_TASK INPUTS_
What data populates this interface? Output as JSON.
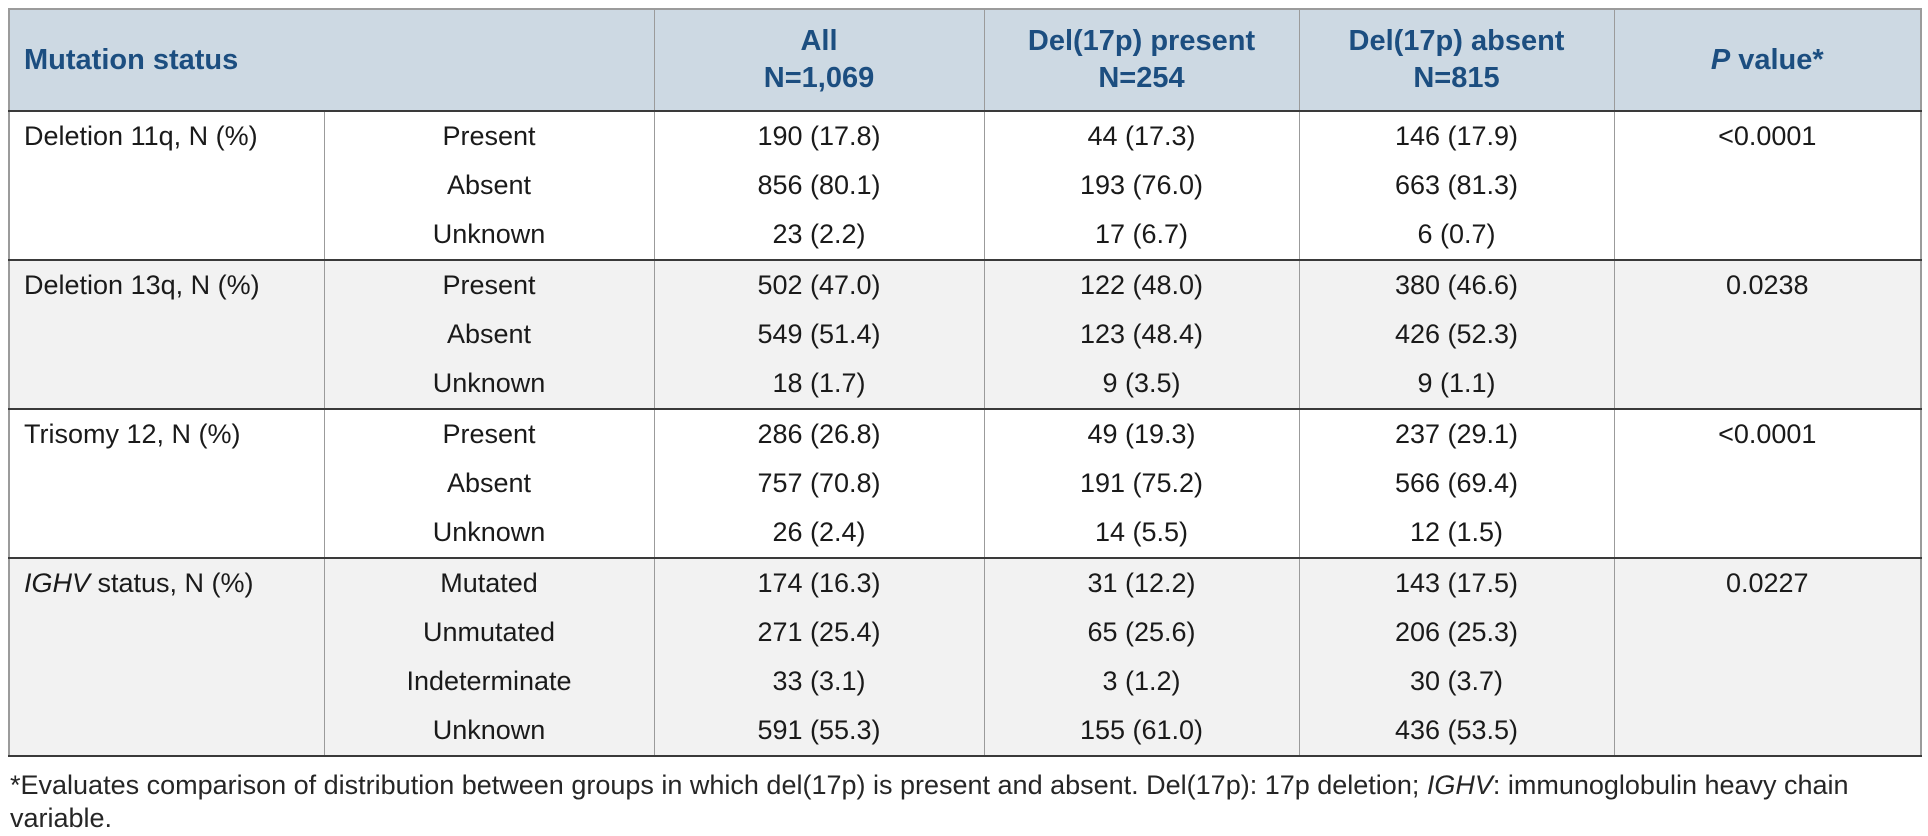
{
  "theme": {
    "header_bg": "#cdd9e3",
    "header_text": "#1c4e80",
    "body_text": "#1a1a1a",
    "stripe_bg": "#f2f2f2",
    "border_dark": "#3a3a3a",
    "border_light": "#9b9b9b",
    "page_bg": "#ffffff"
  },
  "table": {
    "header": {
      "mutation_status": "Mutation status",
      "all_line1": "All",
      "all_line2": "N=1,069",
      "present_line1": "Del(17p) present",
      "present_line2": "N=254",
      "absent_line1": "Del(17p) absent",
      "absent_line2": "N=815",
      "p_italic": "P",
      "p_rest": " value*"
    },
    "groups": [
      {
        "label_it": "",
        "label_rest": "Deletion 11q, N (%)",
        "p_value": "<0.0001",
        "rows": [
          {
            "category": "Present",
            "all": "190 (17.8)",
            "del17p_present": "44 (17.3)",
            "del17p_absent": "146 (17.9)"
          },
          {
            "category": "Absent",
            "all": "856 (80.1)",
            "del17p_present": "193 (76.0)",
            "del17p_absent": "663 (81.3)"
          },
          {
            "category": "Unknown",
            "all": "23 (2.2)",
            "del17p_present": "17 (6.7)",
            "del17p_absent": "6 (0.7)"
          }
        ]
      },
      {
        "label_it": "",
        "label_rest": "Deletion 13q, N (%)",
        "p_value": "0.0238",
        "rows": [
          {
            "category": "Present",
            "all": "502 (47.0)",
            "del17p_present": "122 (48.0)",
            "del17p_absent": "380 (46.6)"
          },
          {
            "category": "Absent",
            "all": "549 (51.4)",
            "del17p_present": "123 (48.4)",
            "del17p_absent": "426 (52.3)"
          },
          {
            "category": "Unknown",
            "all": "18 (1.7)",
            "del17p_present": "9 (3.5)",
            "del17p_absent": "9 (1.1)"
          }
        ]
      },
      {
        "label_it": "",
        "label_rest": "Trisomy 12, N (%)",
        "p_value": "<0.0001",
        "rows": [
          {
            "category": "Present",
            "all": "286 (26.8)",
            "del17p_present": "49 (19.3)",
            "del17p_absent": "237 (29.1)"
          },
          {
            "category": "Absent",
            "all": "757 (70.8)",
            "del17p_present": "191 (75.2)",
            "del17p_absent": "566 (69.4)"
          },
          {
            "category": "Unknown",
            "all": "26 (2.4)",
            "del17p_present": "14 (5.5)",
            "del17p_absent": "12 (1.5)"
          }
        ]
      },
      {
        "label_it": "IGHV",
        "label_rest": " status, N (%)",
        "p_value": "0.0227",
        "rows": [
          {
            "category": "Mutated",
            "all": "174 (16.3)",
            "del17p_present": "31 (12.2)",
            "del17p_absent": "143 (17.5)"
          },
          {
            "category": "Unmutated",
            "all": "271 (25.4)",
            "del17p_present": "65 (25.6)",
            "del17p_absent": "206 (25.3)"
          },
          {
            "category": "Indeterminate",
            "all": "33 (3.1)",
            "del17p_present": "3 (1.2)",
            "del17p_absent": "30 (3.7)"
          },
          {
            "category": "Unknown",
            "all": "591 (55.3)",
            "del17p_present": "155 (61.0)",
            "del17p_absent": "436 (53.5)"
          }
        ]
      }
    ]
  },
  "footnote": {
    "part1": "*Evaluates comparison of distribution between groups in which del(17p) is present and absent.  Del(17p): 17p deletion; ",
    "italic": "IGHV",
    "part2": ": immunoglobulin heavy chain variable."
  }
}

_GIVEN EXERCISE_
Transcribe all the records above word for word, without their images.

_ANSWER FOR THIS EXERCISE_
What data populates this interface? Output as JSON.
{
  "theme": {
    "header_bg": "#cdd9e3",
    "header_text": "#1c4e80",
    "body_text": "#1a1a1a",
    "stripe_bg": "#f2f2f2",
    "border_dark": "#3a3a3a",
    "border_light": "#9b9b9b",
    "page_bg": "#ffffff"
  },
  "table": {
    "header": {
      "mutation_status": "Mutation status",
      "all_line1": "All",
      "all_line2": "N=1,069",
      "present_line1": "Del(17p) present",
      "present_line2": "N=254",
      "absent_line1": "Del(17p) absent",
      "absent_line2": "N=815",
      "p_italic": "P",
      "p_rest": " value*"
    },
    "groups": [
      {
        "label_it": "",
        "label_rest": "Deletion 11q, N (%)",
        "p_value": "<0.0001",
        "rows": [
          {
            "category": "Present",
            "all": "190 (17.8)",
            "del17p_present": "44 (17.3)",
            "del17p_absent": "146 (17.9)"
          },
          {
            "category": "Absent",
            "all": "856 (80.1)",
            "del17p_present": "193 (76.0)",
            "del17p_absent": "663 (81.3)"
          },
          {
            "category": "Unknown",
            "all": "23 (2.2)",
            "del17p_present": "17 (6.7)",
            "del17p_absent": "6 (0.7)"
          }
        ]
      },
      {
        "label_it": "",
        "label_rest": "Deletion 13q, N (%)",
        "p_value": "0.0238",
        "rows": [
          {
            "category": "Present",
            "all": "502 (47.0)",
            "del17p_present": "122 (48.0)",
            "del17p_absent": "380 (46.6)"
          },
          {
            "category": "Absent",
            "all": "549 (51.4)",
            "del17p_present": "123 (48.4)",
            "del17p_absent": "426 (52.3)"
          },
          {
            "category": "Unknown",
            "all": "18 (1.7)",
            "del17p_present": "9 (3.5)",
            "del17p_absent": "9 (1.1)"
          }
        ]
      },
      {
        "label_it": "",
        "label_rest": "Trisomy 12, N (%)",
        "p_value": "<0.0001",
        "rows": [
          {
            "category": "Present",
            "all": "286 (26.8)",
            "del17p_present": "49 (19.3)",
            "del17p_absent": "237 (29.1)"
          },
          {
            "category": "Absent",
            "all": "757 (70.8)",
            "del17p_present": "191 (75.2)",
            "del17p_absent": "566 (69.4)"
          },
          {
            "category": "Unknown",
            "all": "26 (2.4)",
            "del17p_present": "14 (5.5)",
            "del17p_absent": "12 (1.5)"
          }
        ]
      },
      {
        "label_it": "IGHV",
        "label_rest": " status, N (%)",
        "p_value": "0.0227",
        "rows": [
          {
            "category": "Mutated",
            "all": "174 (16.3)",
            "del17p_present": "31 (12.2)",
            "del17p_absent": "143 (17.5)"
          },
          {
            "category": "Unmutated",
            "all": "271 (25.4)",
            "del17p_present": "65 (25.6)",
            "del17p_absent": "206 (25.3)"
          },
          {
            "category": "Indeterminate",
            "all": "33 (3.1)",
            "del17p_present": "3 (1.2)",
            "del17p_absent": "30 (3.7)"
          },
          {
            "category": "Unknown",
            "all": "591 (55.3)",
            "del17p_present": "155 (61.0)",
            "del17p_absent": "436 (53.5)"
          }
        ]
      }
    ]
  },
  "footnote": {
    "part1": "*Evaluates comparison of distribution between groups in which del(17p) is present and absent.  Del(17p): 17p deletion; ",
    "italic": "IGHV",
    "part2": ": immunoglobulin heavy chain variable."
  }
}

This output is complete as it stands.